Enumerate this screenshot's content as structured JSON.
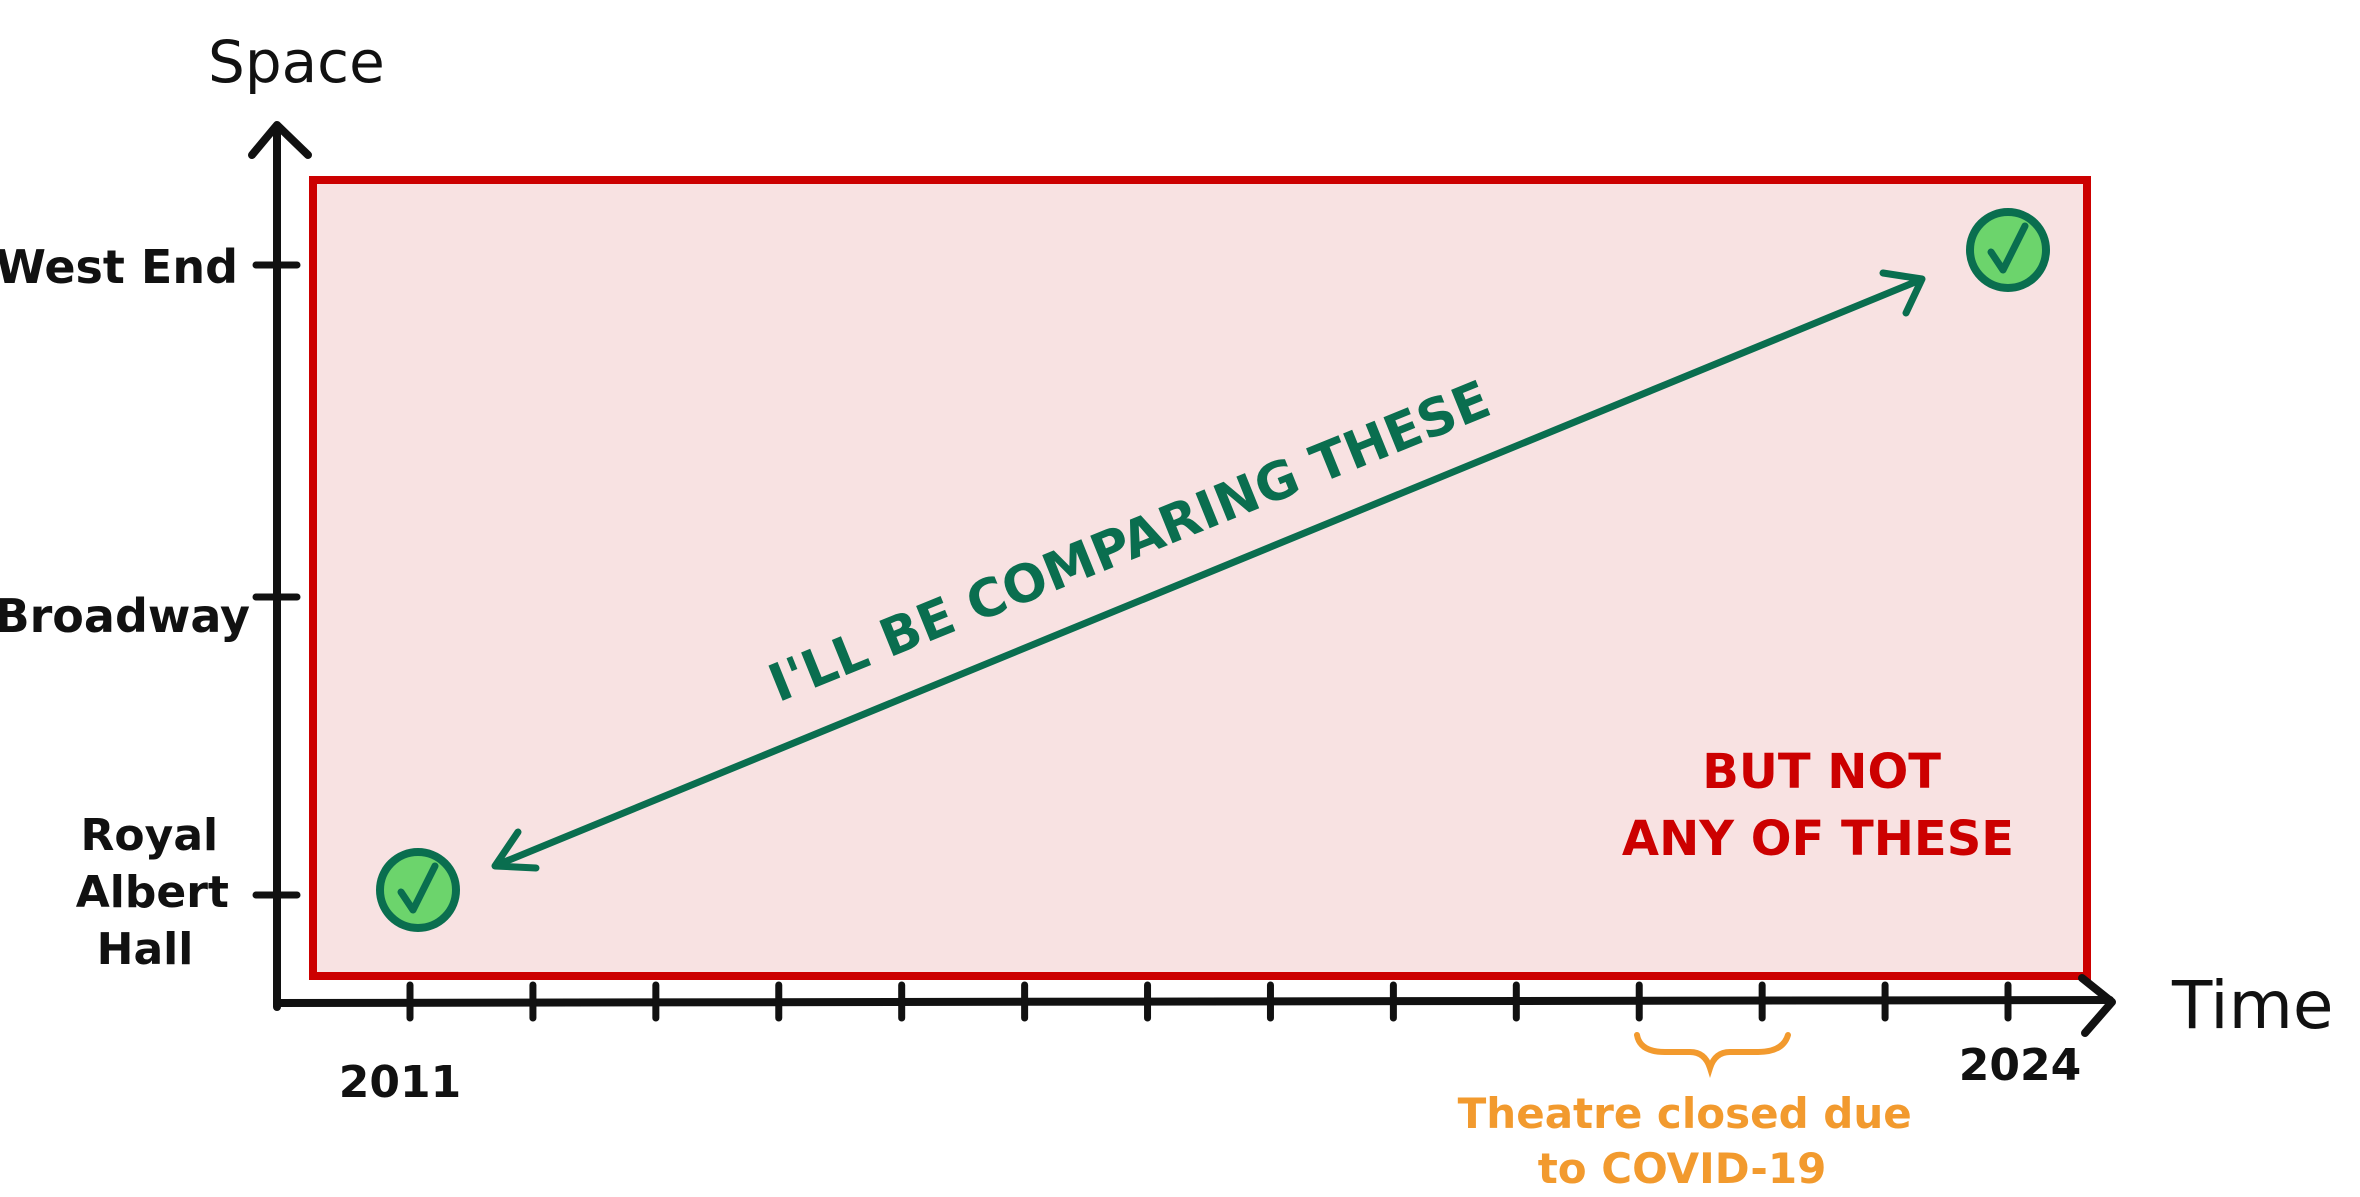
{
  "axes": {
    "y_title": "Space",
    "x_title": "Time",
    "y_ticks": [
      "West End",
      "Broadway",
      "Royal Albert Hall"
    ],
    "x_tick_count": 14,
    "x_start_label": "2011",
    "x_end_label": "2024"
  },
  "annotations": {
    "comparing": "I'LL BE COMPARING THESE",
    "not_compared_line1": "BUT NOT",
    "not_compared_line2": "ANY OF THESE",
    "covid_line1": "Theatre closed due",
    "covid_line2": "to COVID-19"
  },
  "points": [
    {
      "time": "2011",
      "space": "Royal Albert Hall",
      "icon": "check-circle-icon"
    },
    {
      "time": "2024",
      "space": "West End",
      "icon": "check-circle-icon"
    }
  ],
  "colors": {
    "axis": "#111111",
    "region_fill": "#f8e2e2",
    "region_border": "#cc0000",
    "arrow": "#0a6e4f",
    "check_fill": "#6cd46c",
    "check_stroke": "#0a6e4f",
    "covid": "#f29a2e"
  }
}
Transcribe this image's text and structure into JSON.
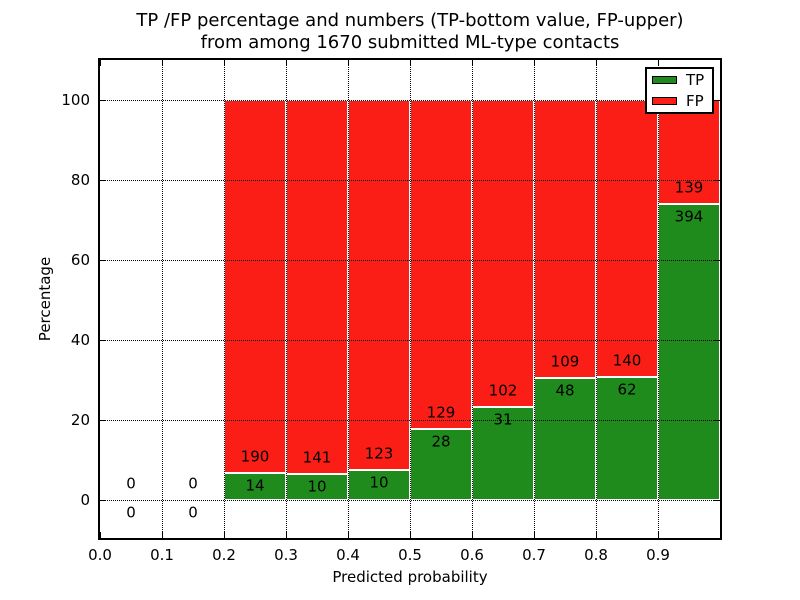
{
  "title": {
    "line1": "TP /FP percentage and numbers (TP-bottom value, FP-upper)",
    "line2": "from among 1670 submitted ML-type contacts"
  },
  "axes": {
    "xlabel": "Predicted probability",
    "ylabel": "Percentage",
    "x_tick_labels": [
      "0.0",
      "0.1",
      "0.2",
      "0.3",
      "0.4",
      "0.5",
      "0.6",
      "0.7",
      "0.8",
      "0.9"
    ],
    "y_tick_labels": [
      "0",
      "20",
      "40",
      "60",
      "80",
      "100"
    ],
    "y_tick_values": [
      0,
      20,
      40,
      60,
      80,
      100
    ]
  },
  "legend": {
    "items": [
      {
        "label": "TP",
        "color": "#1f8b1d"
      },
      {
        "label": "FP",
        "color": "#fb1e16"
      }
    ]
  },
  "chart_data": {
    "type": "bar",
    "stacked": true,
    "normalized": "each bar totals 100%; green segment height = TP/(TP+FP)*100",
    "title": "TP /FP percentage and numbers (TP-bottom value, FP-upper) from among 1670 submitted ML-type contacts",
    "xlabel": "Predicted probability",
    "ylabel": "Percentage",
    "xlim": [
      0.0,
      1.0
    ],
    "ylim": [
      -10,
      110
    ],
    "grid": "dotted both axes",
    "legend_position": "upper right",
    "bin_edges": [
      0.0,
      0.1,
      0.2,
      0.3,
      0.4,
      0.5,
      0.6,
      0.7,
      0.8,
      0.9,
      1.0
    ],
    "categories": [
      "0.0-0.1",
      "0.1-0.2",
      "0.2-0.3",
      "0.3-0.4",
      "0.4-0.5",
      "0.5-0.6",
      "0.6-0.7",
      "0.7-0.8",
      "0.8-0.9",
      "0.9-1.0"
    ],
    "series": [
      {
        "name": "TP",
        "color": "#1f8b1d",
        "counts": [
          0,
          0,
          14,
          10,
          10,
          28,
          31,
          48,
          62,
          394
        ]
      },
      {
        "name": "FP",
        "color": "#fb1e16",
        "counts": [
          0,
          0,
          190,
          141,
          123,
          129,
          102,
          109,
          140,
          139
        ]
      }
    ],
    "tp_percent": [
      null,
      null,
      6.86,
      6.62,
      7.52,
      17.83,
      23.31,
      30.57,
      30.69,
      73.92
    ],
    "total_submitted": 1670
  }
}
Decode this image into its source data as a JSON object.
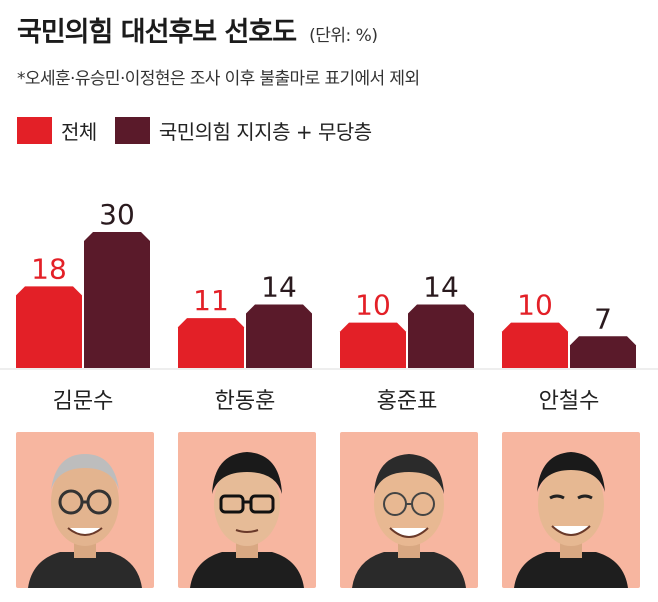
{
  "header": {
    "title": "국민의힘 대선후보 선호도",
    "unit": "(단위: %)",
    "note": "*오세훈·유승민·이정현은 조사 이후 불출마로 표기에서 제외"
  },
  "colors": {
    "series_total": "#e32027",
    "series_party": "#5a1a2a",
    "photo_bg": "#f7b6a0"
  },
  "chart_data": {
    "type": "bar",
    "title": "국민의힘 대선후보 선호도",
    "unit": "(단위: %)",
    "categories": [
      "김문수",
      "한동훈",
      "홍준표",
      "안철수"
    ],
    "series": [
      {
        "name": "전체",
        "values": [
          18,
          11,
          10,
          10
        ]
      },
      {
        "name": "국민의힘 지지층 + 무당층",
        "values": [
          30,
          14,
          14,
          7
        ]
      }
    ],
    "ylim": [
      0,
      30
    ],
    "grid": false,
    "legend": "top-left",
    "data_labels": true
  },
  "photos": [
    {
      "name": "김문수"
    },
    {
      "name": "한동훈"
    },
    {
      "name": "홍준표"
    },
    {
      "name": "안철수"
    }
  ]
}
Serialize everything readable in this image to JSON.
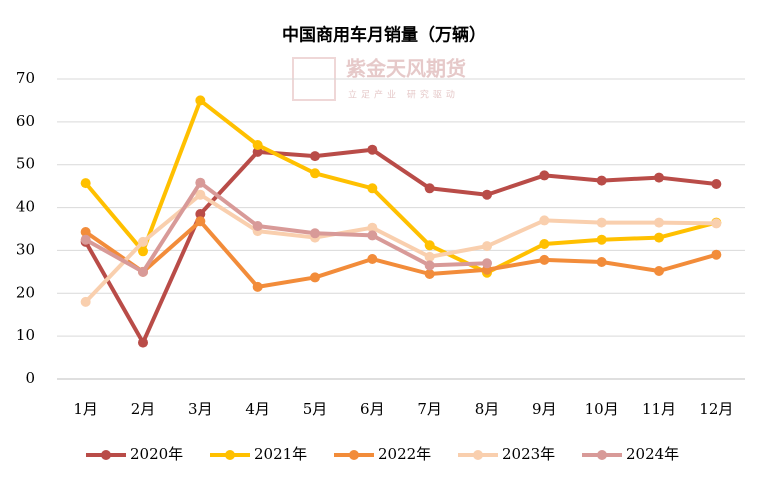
{
  "chart_data": {
    "type": "line",
    "title": "中国商用车月销量（万辆）",
    "watermark": {
      "brand": "紫金天风期货",
      "slogan": "立足产业 研究驱动"
    },
    "categories": [
      "1月",
      "2月",
      "3月",
      "4月",
      "5月",
      "6月",
      "7月",
      "8月",
      "9月",
      "10月",
      "11月",
      "12月"
    ],
    "series": [
      {
        "name": "2020年",
        "color": "#b94c48",
        "values": [
          32,
          8.5,
          38.5,
          53,
          52,
          53.5,
          44.5,
          43,
          47.5,
          46.3,
          47,
          45.5
        ]
      },
      {
        "name": "2021年",
        "color": "#ffc000",
        "values": [
          45.7,
          29.8,
          65,
          54.6,
          48,
          44.5,
          31.2,
          24.8,
          31.5,
          32.5,
          33,
          36.5
        ]
      },
      {
        "name": "2022年",
        "color": "#f28c3a",
        "values": [
          34.3,
          25,
          36.8,
          21.5,
          23.7,
          28,
          24.5,
          25.5,
          27.8,
          27.3,
          25.2,
          29
        ]
      },
      {
        "name": "2023年",
        "color": "#f9cfae",
        "values": [
          18,
          32,
          43,
          34.5,
          33,
          35.3,
          28.5,
          31,
          37,
          36.5,
          36.5,
          36.3
        ]
      },
      {
        "name": "2024年",
        "color": "#d89a98",
        "values": [
          32.5,
          25,
          45.8,
          35.7,
          34,
          33.5,
          26.5,
          27,
          null,
          null,
          null,
          null
        ]
      }
    ],
    "ylim": [
      0,
      70
    ],
    "yticks": [
      0,
      10,
      20,
      30,
      40,
      50,
      60,
      70
    ],
    "grid": true,
    "legend": "bottom"
  }
}
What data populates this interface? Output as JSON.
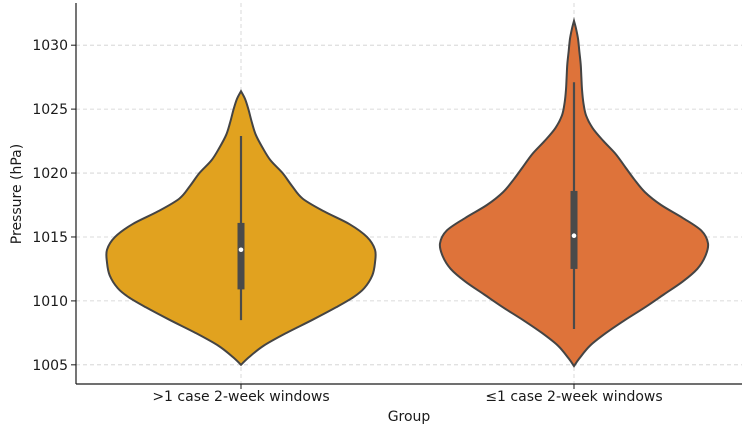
{
  "chart_data": {
    "type": "violin",
    "title": "",
    "xlabel": "Group",
    "ylabel": "Pressure (hPa)",
    "ylim": [
      1003.5,
      1033.3
    ],
    "yticks": [
      1005,
      1010,
      1015,
      1020,
      1025,
      1030
    ],
    "grid": true,
    "categories": [
      ">1 case 2-week windows",
      "≤1 case 2-week windows"
    ],
    "series": [
      {
        "name": ">1 case 2-week windows",
        "color": "#E1A21F",
        "min": 1008.5,
        "q1": 1010.9,
        "median": 1014.0,
        "q3": 1016.1,
        "max": 1022.9,
        "kde_extent": [
          1005.0,
          1026.4
        ],
        "density_profile": [
          [
            1005.0,
            0.0
          ],
          [
            1005.6,
            0.06
          ],
          [
            1006.5,
            0.17
          ],
          [
            1007.5,
            0.34
          ],
          [
            1008.5,
            0.53
          ],
          [
            1009.5,
            0.71
          ],
          [
            1010.3,
            0.84
          ],
          [
            1011.0,
            0.92
          ],
          [
            1012.0,
            0.98
          ],
          [
            1013.0,
            1.0
          ],
          [
            1014.0,
            1.0
          ],
          [
            1015.0,
            0.94
          ],
          [
            1016.0,
            0.81
          ],
          [
            1017.0,
            0.62
          ],
          [
            1018.0,
            0.46
          ],
          [
            1019.0,
            0.38
          ],
          [
            1020.0,
            0.31
          ],
          [
            1021.0,
            0.22
          ],
          [
            1022.0,
            0.16
          ],
          [
            1023.0,
            0.11
          ],
          [
            1024.0,
            0.08
          ],
          [
            1025.0,
            0.055
          ],
          [
            1025.8,
            0.03
          ],
          [
            1026.4,
            0.0
          ]
        ]
      },
      {
        "name": "≤1 case 2-week windows",
        "color": "#DE733A",
        "min": 1007.8,
        "q1": 1012.5,
        "median": 1015.1,
        "q3": 1018.6,
        "max": 1027.1,
        "kde_extent": [
          1004.9,
          1031.9
        ],
        "density_profile": [
          [
            1004.9,
            0.0
          ],
          [
            1005.5,
            0.04
          ],
          [
            1006.5,
            0.12
          ],
          [
            1007.5,
            0.24
          ],
          [
            1008.5,
            0.38
          ],
          [
            1009.5,
            0.53
          ],
          [
            1010.5,
            0.67
          ],
          [
            1011.5,
            0.81
          ],
          [
            1012.5,
            0.92
          ],
          [
            1013.5,
            0.98
          ],
          [
            1014.5,
            1.0
          ],
          [
            1015.5,
            0.95
          ],
          [
            1016.5,
            0.81
          ],
          [
            1017.5,
            0.65
          ],
          [
            1018.5,
            0.53
          ],
          [
            1019.5,
            0.45
          ],
          [
            1020.5,
            0.38
          ],
          [
            1021.5,
            0.31
          ],
          [
            1022.5,
            0.22
          ],
          [
            1023.5,
            0.14
          ],
          [
            1024.5,
            0.09
          ],
          [
            1025.5,
            0.07
          ],
          [
            1026.5,
            0.06
          ],
          [
            1027.5,
            0.055
          ],
          [
            1028.5,
            0.05
          ],
          [
            1029.5,
            0.04
          ],
          [
            1030.5,
            0.03
          ],
          [
            1031.3,
            0.015
          ],
          [
            1031.9,
            0.0
          ]
        ]
      }
    ]
  }
}
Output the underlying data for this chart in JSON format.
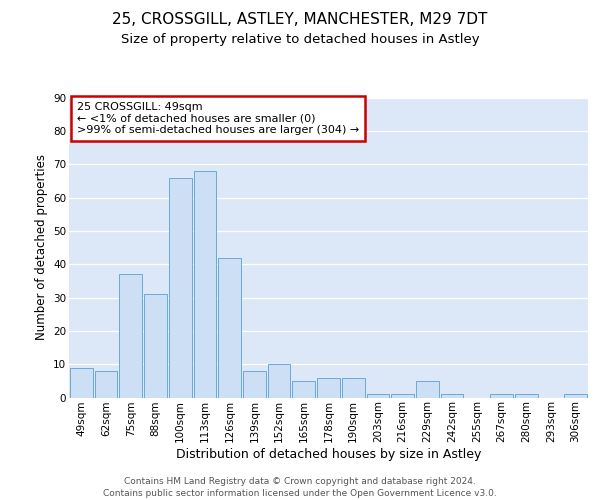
{
  "title1": "25, CROSSGILL, ASTLEY, MANCHESTER, M29 7DT",
  "title2": "Size of property relative to detached houses in Astley",
  "xlabel": "Distribution of detached houses by size in Astley",
  "ylabel": "Number of detached properties",
  "categories": [
    "49sqm",
    "62sqm",
    "75sqm",
    "88sqm",
    "100sqm",
    "113sqm",
    "126sqm",
    "139sqm",
    "152sqm",
    "165sqm",
    "178sqm",
    "190sqm",
    "203sqm",
    "216sqm",
    "229sqm",
    "242sqm",
    "255sqm",
    "267sqm",
    "280sqm",
    "293sqm",
    "306sqm"
  ],
  "values": [
    9,
    8,
    37,
    31,
    66,
    68,
    42,
    8,
    10,
    5,
    6,
    6,
    1,
    1,
    5,
    1,
    0,
    1,
    1,
    0,
    1
  ],
  "bar_color": "#ccdff5",
  "bar_edge_color": "#6aaad4",
  "bg_color": "#ffffff",
  "plot_bg_color": "#dce8f8",
  "grid_color": "#ffffff",
  "annotation_text": "25 CROSSGILL: 49sqm\n← <1% of detached houses are smaller (0)\n>99% of semi-detached houses are larger (304) →",
  "annotation_box_color": "#ffffff",
  "annotation_box_edge_color": "#cc0000",
  "ylim": [
    0,
    90
  ],
  "yticks": [
    0,
    10,
    20,
    30,
    40,
    50,
    60,
    70,
    80,
    90
  ],
  "footer_line1": "Contains HM Land Registry data © Crown copyright and database right 2024.",
  "footer_line2": "Contains public sector information licensed under the Open Government Licence v3.0.",
  "title1_fontsize": 11,
  "title2_fontsize": 9.5,
  "xlabel_fontsize": 9,
  "ylabel_fontsize": 8.5,
  "tick_fontsize": 7.5,
  "annotation_fontsize": 8,
  "footer_fontsize": 6.5
}
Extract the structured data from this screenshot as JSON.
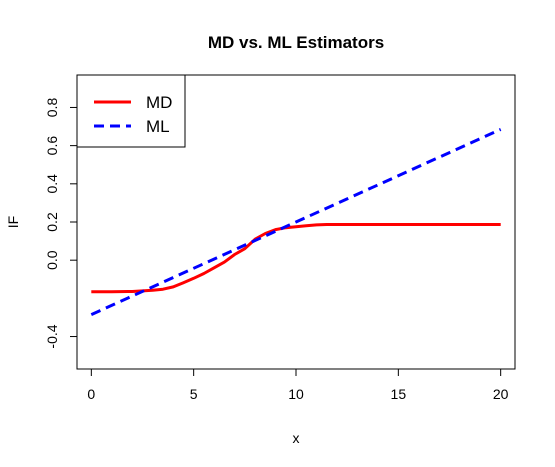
{
  "chart_data": {
    "type": "line",
    "title": "MD vs. ML Estimators",
    "xlabel": "x",
    "ylabel": "IF",
    "xlim": [
      -0.7,
      20.7
    ],
    "ylim": [
      -0.57,
      0.97
    ],
    "x_ticks": [
      "0",
      "5",
      "10",
      "15",
      "20"
    ],
    "y_ticks": [
      "-0.4",
      "0.0",
      "0.2",
      "0.4",
      "0.6",
      "0.8"
    ],
    "legend_position": "top-left",
    "series": [
      {
        "name": "MD",
        "color": "#ff0000",
        "style": "solid",
        "x": [
          0,
          1,
          2,
          3,
          3.5,
          4,
          4.5,
          5,
          5.5,
          6,
          6.5,
          7,
          7.5,
          8,
          8.5,
          9,
          9.5,
          10,
          10.5,
          11,
          11.5,
          12,
          14,
          16,
          18,
          20
        ],
        "y": [
          -0.165,
          -0.165,
          -0.164,
          -0.158,
          -0.152,
          -0.14,
          -0.118,
          -0.095,
          -0.07,
          -0.04,
          -0.01,
          0.03,
          0.06,
          0.11,
          0.14,
          0.16,
          0.17,
          0.175,
          0.18,
          0.185,
          0.187,
          0.187,
          0.187,
          0.187,
          0.187,
          0.187
        ]
      },
      {
        "name": "ML",
        "color": "#0000ff",
        "style": "dashed",
        "x": [
          0,
          20
        ],
        "y": [
          -0.285,
          0.685
        ]
      }
    ]
  }
}
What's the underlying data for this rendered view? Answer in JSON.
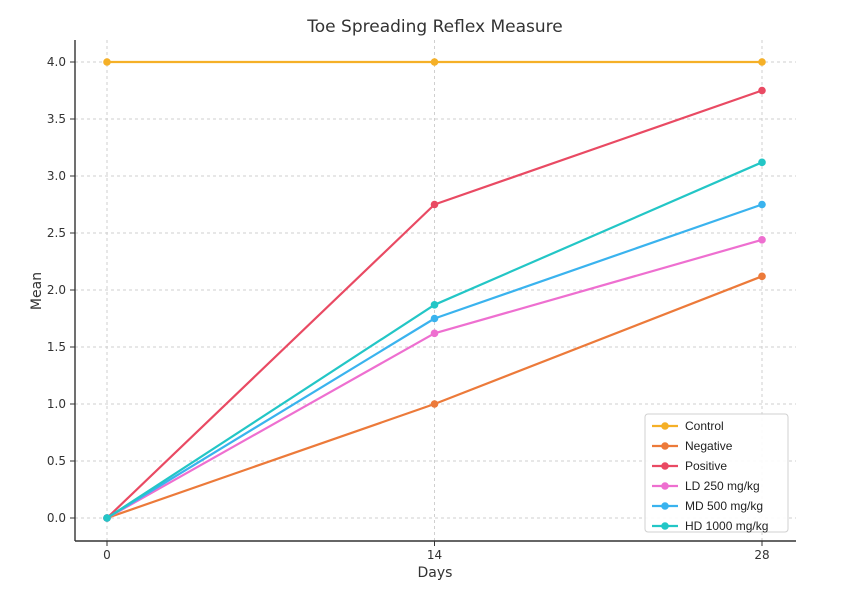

+ + +

**What to work on:** From the entries above, extract each line containing "Contains".

**Response to this exercise:**
  "footer_line1": "Contains HM Land Registry data © Crown copyright and database right 2024.",
  "footer_line2": "Contains public sector information licensed under the Open Government Licence v3.0.",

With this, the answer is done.